From the entries below, please gather each line containing the string "Insert".

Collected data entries
• • • • • • •

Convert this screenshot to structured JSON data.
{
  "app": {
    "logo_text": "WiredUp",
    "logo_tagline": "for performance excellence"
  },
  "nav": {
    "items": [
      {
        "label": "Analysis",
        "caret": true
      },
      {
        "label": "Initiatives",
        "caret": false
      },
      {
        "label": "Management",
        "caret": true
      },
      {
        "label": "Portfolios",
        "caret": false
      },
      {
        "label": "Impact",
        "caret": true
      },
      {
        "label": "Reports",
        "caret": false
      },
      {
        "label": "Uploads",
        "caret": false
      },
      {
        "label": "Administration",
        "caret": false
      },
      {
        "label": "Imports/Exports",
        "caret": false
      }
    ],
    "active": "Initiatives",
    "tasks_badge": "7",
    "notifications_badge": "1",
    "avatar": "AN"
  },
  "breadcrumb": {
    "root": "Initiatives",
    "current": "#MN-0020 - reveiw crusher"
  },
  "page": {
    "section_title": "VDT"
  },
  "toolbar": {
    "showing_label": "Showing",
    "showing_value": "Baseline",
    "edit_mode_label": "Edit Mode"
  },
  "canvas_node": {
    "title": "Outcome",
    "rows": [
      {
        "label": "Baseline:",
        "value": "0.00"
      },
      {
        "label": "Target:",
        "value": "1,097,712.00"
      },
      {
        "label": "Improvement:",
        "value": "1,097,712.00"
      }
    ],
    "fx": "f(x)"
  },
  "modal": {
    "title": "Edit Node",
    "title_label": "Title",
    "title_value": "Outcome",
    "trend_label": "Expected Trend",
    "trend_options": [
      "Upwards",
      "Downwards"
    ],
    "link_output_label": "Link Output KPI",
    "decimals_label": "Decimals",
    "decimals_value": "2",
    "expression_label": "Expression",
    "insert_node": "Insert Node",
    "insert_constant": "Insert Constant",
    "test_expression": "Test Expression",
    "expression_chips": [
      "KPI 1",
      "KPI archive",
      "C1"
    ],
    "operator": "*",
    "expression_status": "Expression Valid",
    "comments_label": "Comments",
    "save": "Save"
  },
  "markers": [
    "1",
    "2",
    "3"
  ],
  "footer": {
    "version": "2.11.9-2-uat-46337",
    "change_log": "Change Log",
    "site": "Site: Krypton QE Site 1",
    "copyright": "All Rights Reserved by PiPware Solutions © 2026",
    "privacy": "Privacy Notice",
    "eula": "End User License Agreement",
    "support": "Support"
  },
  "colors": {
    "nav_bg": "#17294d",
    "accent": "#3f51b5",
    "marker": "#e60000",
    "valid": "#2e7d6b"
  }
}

• • • • • • •

- Finished answer
    "insert_node": "Insert Node",
    "insert_constant": "Insert Constant",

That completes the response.